| SUPPLIED ENTRIES |
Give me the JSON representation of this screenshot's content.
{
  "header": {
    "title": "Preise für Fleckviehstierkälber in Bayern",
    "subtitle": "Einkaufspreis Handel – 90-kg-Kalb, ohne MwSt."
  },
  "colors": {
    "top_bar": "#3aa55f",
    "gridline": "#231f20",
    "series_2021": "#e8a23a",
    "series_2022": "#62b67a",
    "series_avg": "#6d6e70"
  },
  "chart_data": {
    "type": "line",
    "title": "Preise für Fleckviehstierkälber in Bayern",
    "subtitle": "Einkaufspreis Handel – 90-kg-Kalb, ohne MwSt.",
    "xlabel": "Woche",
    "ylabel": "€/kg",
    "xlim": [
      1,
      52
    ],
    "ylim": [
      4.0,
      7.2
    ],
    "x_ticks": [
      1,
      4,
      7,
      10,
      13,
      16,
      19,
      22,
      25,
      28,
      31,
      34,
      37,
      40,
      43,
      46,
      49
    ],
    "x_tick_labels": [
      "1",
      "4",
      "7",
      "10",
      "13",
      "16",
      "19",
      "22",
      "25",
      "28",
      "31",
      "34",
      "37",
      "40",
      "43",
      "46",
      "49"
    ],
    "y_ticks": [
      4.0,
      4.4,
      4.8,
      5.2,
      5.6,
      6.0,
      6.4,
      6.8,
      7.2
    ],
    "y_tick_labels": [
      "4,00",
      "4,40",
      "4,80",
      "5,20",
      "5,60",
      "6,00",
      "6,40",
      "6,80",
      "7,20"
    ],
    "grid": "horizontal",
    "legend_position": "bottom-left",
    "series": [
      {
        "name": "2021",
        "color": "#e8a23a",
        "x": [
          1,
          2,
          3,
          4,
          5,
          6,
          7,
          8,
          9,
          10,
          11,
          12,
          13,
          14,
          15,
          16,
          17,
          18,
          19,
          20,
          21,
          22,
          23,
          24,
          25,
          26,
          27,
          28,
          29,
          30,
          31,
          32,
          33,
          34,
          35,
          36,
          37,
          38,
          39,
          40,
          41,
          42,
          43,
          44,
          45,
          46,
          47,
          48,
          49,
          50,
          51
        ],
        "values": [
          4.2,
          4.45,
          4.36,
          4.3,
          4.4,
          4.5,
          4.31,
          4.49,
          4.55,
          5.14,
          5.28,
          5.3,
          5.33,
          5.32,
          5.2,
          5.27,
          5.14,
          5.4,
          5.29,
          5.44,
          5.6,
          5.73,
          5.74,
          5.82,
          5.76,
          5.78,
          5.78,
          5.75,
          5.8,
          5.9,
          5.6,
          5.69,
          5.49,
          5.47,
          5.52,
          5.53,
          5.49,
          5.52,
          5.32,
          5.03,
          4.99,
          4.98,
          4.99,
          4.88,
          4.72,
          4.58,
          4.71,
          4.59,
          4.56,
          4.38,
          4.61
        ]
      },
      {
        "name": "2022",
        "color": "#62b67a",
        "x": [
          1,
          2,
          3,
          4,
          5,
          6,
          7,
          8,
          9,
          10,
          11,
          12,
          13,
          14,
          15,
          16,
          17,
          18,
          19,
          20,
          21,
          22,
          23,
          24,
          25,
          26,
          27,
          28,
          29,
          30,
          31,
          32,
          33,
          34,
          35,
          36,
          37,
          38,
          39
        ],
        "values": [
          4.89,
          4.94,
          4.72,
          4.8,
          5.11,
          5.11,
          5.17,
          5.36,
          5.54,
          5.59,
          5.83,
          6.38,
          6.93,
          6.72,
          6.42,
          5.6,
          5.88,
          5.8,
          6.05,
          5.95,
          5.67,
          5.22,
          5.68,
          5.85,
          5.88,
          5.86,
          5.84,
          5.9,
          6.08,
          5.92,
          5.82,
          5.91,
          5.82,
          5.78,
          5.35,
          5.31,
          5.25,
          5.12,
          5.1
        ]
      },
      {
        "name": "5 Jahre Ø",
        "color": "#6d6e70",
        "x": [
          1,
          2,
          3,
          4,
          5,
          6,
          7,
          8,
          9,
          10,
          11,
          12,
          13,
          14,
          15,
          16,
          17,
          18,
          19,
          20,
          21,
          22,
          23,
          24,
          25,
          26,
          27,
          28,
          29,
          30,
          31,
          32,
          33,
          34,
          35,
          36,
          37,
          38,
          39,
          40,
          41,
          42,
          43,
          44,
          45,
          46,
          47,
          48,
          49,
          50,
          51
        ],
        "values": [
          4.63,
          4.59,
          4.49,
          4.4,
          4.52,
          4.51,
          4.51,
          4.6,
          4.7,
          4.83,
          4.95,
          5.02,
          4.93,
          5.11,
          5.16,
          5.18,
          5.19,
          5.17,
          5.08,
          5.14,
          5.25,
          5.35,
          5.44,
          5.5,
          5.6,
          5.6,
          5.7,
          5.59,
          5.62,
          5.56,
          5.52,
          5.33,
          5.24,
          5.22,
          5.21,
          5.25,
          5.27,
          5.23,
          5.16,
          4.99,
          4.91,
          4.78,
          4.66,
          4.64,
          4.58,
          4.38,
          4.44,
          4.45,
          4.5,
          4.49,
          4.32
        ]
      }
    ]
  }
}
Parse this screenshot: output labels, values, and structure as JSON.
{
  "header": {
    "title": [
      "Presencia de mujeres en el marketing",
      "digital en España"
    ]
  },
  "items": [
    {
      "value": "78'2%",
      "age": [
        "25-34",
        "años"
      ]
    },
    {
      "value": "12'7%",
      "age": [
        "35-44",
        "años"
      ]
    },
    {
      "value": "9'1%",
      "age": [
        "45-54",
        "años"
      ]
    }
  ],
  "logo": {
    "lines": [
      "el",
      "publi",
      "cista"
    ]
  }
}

| TASK TO COMPLETE |
Transcribe all of the lines in the records precisely.

| TASK OUTPUT |
Give me the JSON representation of this screenshot's content.
{
  "header": {
    "title": "Preise für Fleckviehstierkälber in Bayern",
    "subtitle": "Einkaufspreis Handel – 90-kg-Kalb, ohne MwSt."
  },
  "colors": {
    "top_bar": "#3aa55f",
    "gridline": "#231f20",
    "series_2021": "#e8a23a",
    "series_2022": "#62b67a",
    "series_avg": "#6d6e70"
  },
  "chart_data": {
    "type": "line",
    "title": "Preise für Fleckviehstierkälber in Bayern",
    "subtitle": "Einkaufspreis Handel – 90-kg-Kalb, ohne MwSt.",
    "xlabel": "Woche",
    "ylabel": "€/kg",
    "xlim": [
      1,
      52
    ],
    "ylim": [
      4.0,
      7.2
    ],
    "x_ticks": [
      1,
      4,
      7,
      10,
      13,
      16,
      19,
      22,
      25,
      28,
      31,
      34,
      37,
      40,
      43,
      46,
      49
    ],
    "x_tick_labels": [
      "1",
      "4",
      "7",
      "10",
      "13",
      "16",
      "19",
      "22",
      "25",
      "28",
      "31",
      "34",
      "37",
      "40",
      "43",
      "46",
      "49"
    ],
    "y_ticks": [
      4.0,
      4.4,
      4.8,
      5.2,
      5.6,
      6.0,
      6.4,
      6.8,
      7.2
    ],
    "y_tick_labels": [
      "4,00",
      "4,40",
      "4,80",
      "5,20",
      "5,60",
      "6,00",
      "6,40",
      "6,80",
      "7,20"
    ],
    "grid": "horizontal",
    "legend_position": "bottom-left",
    "series": [
      {
        "name": "2021",
        "color": "#e8a23a",
        "x": [
          1,
          2,
          3,
          4,
          5,
          6,
          7,
          8,
          9,
          10,
          11,
          12,
          13,
          14,
          15,
          16,
          17,
          18,
          19,
          20,
          21,
          22,
          23,
          24,
          25,
          26,
          27,
          28,
          29,
          30,
          31,
          32,
          33,
          34,
          35,
          36,
          37,
          38,
          39,
          40,
          41,
          42,
          43,
          44,
          45,
          46,
          47,
          48,
          49,
          50,
          51
        ],
        "values": [
          4.2,
          4.45,
          4.36,
          4.3,
          4.4,
          4.5,
          4.31,
          4.49,
          4.55,
          5.14,
          5.28,
          5.3,
          5.33,
          5.32,
          5.2,
          5.27,
          5.14,
          5.4,
          5.29,
          5.44,
          5.6,
          5.73,
          5.74,
          5.82,
          5.76,
          5.78,
          5.78,
          5.75,
          5.8,
          5.9,
          5.6,
          5.69,
          5.49,
          5.47,
          5.52,
          5.53,
          5.49,
          5.52,
          5.32,
          5.03,
          4.99,
          4.98,
          4.99,
          4.88,
          4.72,
          4.58,
          4.71,
          4.59,
          4.56,
          4.38,
          4.61
        ]
      },
      {
        "name": "2022",
        "color": "#62b67a",
        "x": [
          1,
          2,
          3,
          4,
          5,
          6,
          7,
          8,
          9,
          10,
          11,
          12,
          13,
          14,
          15,
          16,
          17,
          18,
          19,
          20,
          21,
          22,
          23,
          24,
          25,
          26,
          27,
          28,
          29,
          30,
          31,
          32,
          33,
          34,
          35,
          36,
          37,
          38,
          39
        ],
        "values": [
          4.89,
          4.94,
          4.72,
          4.8,
          5.11,
          5.11,
          5.17,
          5.36,
          5.54,
          5.59,
          5.83,
          6.38,
          6.93,
          6.72,
          6.42,
          5.6,
          5.88,
          5.8,
          6.05,
          5.95,
          5.67,
          5.22,
          5.68,
          5.85,
          5.88,
          5.86,
          5.84,
          5.9,
          6.08,
          5.92,
          5.82,
          5.91,
          5.82,
          5.78,
          5.35,
          5.31,
          5.25,
          5.12,
          5.1
        ]
      },
      {
        "name": "5 Jahre Ø",
        "color": "#6d6e70",
        "x": [
          1,
          2,
          3,
          4,
          5,
          6,
          7,
          8,
          9,
          10,
          11,
          12,
          13,
          14,
          15,
          16,
          17,
          18,
          19,
          20,
          21,
          22,
          23,
          24,
          25,
          26,
          27,
          28,
          29,
          30,
          31,
          32,
          33,
          34,
          35,
          36,
          37,
          38,
          39,
          40,
          41,
          42,
          43,
          44,
          45,
          46,
          47,
          48,
          49,
          50,
          51
        ],
        "values": [
          4.63,
          4.59,
          4.49,
          4.4,
          4.52,
          4.51,
          4.51,
          4.6,
          4.7,
          4.83,
          4.95,
          5.02,
          4.93,
          5.11,
          5.16,
          5.18,
          5.19,
          5.17,
          5.08,
          5.14,
          5.25,
          5.35,
          5.44,
          5.5,
          5.6,
          5.6,
          5.7,
          5.59,
          5.62,
          5.56,
          5.52,
          5.33,
          5.24,
          5.22,
          5.21,
          5.25,
          5.27,
          5.23,
          5.16,
          4.99,
          4.91,
          4.78,
          4.66,
          4.64,
          4.58,
          4.38,
          4.44,
          4.45,
          4.5,
          4.49,
          4.32
        ]
      }
    ]
  }
}
Parse this screenshot: output labels, values, and structure as JSON.
{
  "header": {
    "title": [
      "Presencia de mujeres en el marketing",
      "digital en España"
    ]
  },
  "items": [
    {
      "value": "78'2%",
      "age": [
        "25-34",
        "años"
      ]
    },
    {
      "value": "12'7%",
      "age": [
        "35-44",
        "años"
      ]
    },
    {
      "value": "9'1%",
      "age": [
        "45-54",
        "años"
      ]
    }
  ],
  "logo": {
    "lines": [
      "el",
      "publi",
      "cista"
    ]
  }
}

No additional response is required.